Keep only the lines of the data below that contain "none", and copy them.

* * *

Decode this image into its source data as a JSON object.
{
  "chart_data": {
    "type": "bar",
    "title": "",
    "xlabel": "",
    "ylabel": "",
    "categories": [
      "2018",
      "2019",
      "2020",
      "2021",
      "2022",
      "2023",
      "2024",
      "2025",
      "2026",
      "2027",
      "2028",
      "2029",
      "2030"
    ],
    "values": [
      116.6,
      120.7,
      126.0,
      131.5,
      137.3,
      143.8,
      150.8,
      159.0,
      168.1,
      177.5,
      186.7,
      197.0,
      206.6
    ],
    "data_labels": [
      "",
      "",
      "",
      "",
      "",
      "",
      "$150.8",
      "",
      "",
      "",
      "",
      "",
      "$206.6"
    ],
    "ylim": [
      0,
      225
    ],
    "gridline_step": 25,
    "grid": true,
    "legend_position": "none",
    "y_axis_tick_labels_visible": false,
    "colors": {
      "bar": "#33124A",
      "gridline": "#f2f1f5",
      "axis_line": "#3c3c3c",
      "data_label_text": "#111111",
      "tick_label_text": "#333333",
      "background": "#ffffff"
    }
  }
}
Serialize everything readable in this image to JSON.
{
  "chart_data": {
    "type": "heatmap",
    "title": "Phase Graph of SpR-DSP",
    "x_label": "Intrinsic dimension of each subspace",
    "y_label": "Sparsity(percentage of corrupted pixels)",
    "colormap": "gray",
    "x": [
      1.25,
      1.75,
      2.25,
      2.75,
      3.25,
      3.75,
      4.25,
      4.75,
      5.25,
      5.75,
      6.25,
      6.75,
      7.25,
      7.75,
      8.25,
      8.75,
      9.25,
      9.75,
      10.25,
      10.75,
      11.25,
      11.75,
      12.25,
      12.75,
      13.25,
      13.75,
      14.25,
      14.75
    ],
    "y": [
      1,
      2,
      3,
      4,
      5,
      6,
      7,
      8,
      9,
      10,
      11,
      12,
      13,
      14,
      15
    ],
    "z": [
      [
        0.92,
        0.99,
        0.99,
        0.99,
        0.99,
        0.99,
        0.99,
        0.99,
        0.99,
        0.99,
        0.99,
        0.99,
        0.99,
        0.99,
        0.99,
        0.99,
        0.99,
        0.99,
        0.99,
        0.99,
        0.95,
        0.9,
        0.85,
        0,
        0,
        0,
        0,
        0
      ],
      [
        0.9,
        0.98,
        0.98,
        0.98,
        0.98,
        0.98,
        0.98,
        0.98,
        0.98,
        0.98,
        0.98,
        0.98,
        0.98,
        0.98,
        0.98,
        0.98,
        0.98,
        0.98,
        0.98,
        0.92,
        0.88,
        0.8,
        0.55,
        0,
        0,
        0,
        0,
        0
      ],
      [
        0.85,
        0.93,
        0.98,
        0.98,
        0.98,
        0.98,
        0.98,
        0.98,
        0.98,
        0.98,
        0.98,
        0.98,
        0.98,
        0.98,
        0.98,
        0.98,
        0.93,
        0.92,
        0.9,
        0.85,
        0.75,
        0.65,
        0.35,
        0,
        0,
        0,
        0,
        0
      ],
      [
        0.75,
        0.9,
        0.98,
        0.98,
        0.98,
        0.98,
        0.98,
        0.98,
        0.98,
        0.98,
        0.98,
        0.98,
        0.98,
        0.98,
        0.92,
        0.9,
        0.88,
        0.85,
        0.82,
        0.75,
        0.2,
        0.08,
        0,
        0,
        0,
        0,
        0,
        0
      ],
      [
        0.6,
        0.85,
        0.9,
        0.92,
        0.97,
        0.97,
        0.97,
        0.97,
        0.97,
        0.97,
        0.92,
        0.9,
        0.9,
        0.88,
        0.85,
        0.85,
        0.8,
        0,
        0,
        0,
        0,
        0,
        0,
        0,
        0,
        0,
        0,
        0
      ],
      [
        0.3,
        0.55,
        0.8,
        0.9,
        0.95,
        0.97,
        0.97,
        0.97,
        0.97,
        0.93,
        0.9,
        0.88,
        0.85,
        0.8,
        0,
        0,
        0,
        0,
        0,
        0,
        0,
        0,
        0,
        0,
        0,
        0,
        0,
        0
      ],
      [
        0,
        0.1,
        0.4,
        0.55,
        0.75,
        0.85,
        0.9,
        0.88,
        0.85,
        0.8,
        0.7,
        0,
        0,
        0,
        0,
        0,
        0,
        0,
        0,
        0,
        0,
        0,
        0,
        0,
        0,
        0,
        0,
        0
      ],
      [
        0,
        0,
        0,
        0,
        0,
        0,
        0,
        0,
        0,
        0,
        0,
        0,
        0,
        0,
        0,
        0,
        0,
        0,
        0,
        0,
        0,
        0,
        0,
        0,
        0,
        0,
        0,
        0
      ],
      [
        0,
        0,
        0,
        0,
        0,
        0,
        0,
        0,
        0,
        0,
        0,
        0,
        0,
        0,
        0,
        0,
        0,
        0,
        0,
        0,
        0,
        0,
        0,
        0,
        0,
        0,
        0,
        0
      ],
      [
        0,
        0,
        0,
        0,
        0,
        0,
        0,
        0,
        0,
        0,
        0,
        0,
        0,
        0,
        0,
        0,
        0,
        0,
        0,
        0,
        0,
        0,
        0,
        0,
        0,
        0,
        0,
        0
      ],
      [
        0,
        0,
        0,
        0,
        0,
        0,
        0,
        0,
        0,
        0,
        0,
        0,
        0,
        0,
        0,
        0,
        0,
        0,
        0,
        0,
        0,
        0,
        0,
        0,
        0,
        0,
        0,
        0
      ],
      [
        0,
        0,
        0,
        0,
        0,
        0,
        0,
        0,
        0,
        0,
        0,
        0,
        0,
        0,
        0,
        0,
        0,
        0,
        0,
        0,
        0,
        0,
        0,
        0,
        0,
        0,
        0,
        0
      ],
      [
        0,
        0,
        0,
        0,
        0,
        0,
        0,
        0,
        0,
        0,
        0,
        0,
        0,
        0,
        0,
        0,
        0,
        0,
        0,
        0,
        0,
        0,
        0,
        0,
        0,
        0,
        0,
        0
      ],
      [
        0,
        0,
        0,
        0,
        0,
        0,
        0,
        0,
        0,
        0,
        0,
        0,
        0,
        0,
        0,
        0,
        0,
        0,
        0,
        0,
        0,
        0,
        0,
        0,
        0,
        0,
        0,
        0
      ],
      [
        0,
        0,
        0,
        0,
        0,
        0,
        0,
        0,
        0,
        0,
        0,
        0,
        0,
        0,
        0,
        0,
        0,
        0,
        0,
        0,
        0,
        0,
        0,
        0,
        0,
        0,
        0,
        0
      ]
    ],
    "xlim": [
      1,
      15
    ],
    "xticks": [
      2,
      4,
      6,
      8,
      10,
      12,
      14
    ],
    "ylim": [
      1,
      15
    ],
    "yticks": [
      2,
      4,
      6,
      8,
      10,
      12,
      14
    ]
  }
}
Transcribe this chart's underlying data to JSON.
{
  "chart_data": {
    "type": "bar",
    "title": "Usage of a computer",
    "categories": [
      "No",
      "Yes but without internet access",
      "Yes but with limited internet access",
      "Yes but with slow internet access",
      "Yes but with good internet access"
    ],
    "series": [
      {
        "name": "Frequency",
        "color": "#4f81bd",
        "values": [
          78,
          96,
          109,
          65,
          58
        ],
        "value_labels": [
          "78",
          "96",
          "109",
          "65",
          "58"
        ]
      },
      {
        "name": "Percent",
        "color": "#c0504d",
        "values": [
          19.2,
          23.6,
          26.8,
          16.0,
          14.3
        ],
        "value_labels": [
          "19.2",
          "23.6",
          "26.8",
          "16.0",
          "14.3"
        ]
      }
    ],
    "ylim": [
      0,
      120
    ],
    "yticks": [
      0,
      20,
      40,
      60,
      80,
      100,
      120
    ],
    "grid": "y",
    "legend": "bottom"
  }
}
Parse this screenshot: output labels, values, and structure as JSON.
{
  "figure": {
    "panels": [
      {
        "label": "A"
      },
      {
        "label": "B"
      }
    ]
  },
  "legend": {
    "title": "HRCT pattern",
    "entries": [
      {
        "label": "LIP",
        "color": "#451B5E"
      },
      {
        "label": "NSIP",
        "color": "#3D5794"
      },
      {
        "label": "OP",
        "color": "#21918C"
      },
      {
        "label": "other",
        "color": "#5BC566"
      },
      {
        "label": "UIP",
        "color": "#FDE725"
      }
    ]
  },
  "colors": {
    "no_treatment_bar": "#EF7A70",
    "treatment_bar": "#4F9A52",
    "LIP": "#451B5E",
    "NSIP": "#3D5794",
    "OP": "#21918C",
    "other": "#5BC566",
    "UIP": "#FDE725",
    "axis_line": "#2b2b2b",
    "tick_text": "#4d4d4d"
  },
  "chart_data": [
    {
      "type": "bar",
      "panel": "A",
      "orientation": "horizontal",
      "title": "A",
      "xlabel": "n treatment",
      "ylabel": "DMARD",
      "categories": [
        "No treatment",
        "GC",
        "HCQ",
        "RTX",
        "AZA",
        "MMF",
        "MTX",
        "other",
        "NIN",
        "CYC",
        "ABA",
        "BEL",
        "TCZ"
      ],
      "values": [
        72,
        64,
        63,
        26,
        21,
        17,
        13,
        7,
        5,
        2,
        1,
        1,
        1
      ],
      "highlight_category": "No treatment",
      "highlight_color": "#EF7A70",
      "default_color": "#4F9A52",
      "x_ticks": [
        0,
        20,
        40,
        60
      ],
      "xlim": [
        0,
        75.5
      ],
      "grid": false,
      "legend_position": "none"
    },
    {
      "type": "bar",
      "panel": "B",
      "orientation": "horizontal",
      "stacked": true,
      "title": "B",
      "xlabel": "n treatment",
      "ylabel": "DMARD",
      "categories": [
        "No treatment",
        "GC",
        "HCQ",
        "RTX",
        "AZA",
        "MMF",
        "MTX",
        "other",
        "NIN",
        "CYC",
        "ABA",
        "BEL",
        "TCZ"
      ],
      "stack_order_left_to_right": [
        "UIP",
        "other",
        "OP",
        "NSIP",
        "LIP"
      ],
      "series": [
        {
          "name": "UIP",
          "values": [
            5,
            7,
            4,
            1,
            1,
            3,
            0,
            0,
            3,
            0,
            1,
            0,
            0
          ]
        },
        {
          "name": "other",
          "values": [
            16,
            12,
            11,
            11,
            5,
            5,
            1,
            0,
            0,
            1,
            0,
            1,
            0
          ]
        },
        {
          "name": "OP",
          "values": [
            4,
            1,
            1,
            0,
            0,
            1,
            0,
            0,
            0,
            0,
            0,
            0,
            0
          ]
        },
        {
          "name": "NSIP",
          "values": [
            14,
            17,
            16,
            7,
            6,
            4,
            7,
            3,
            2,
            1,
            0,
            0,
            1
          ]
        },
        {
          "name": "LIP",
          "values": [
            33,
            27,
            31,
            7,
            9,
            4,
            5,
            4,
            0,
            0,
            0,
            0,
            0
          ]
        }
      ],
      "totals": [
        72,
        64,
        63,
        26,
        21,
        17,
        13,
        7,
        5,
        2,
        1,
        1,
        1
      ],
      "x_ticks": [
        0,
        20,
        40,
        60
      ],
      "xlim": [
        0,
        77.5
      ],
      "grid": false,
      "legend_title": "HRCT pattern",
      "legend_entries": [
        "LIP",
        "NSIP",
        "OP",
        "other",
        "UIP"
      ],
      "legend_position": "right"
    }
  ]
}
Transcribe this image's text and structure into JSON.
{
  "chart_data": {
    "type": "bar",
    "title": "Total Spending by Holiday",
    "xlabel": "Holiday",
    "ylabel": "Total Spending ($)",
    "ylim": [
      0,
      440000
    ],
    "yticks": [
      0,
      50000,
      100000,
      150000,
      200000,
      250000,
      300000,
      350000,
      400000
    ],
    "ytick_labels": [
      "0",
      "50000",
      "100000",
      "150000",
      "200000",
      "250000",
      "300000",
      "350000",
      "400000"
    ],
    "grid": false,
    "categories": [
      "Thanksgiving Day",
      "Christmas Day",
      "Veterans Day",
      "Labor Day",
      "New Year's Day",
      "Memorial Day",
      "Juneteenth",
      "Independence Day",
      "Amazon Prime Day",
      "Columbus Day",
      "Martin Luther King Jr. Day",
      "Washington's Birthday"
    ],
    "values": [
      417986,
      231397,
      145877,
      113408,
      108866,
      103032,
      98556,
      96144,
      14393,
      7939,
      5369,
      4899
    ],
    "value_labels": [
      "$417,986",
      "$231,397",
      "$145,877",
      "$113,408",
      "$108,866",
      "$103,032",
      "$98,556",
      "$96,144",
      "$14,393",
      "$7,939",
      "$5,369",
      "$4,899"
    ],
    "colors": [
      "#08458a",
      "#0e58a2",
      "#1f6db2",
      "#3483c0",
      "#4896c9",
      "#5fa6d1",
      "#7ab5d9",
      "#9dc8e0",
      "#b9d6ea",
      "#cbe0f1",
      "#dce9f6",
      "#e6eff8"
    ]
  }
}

* * *

ANSWER TO THIS PROBLEM:
    "legend_position": "none",
      "legend_position": "none"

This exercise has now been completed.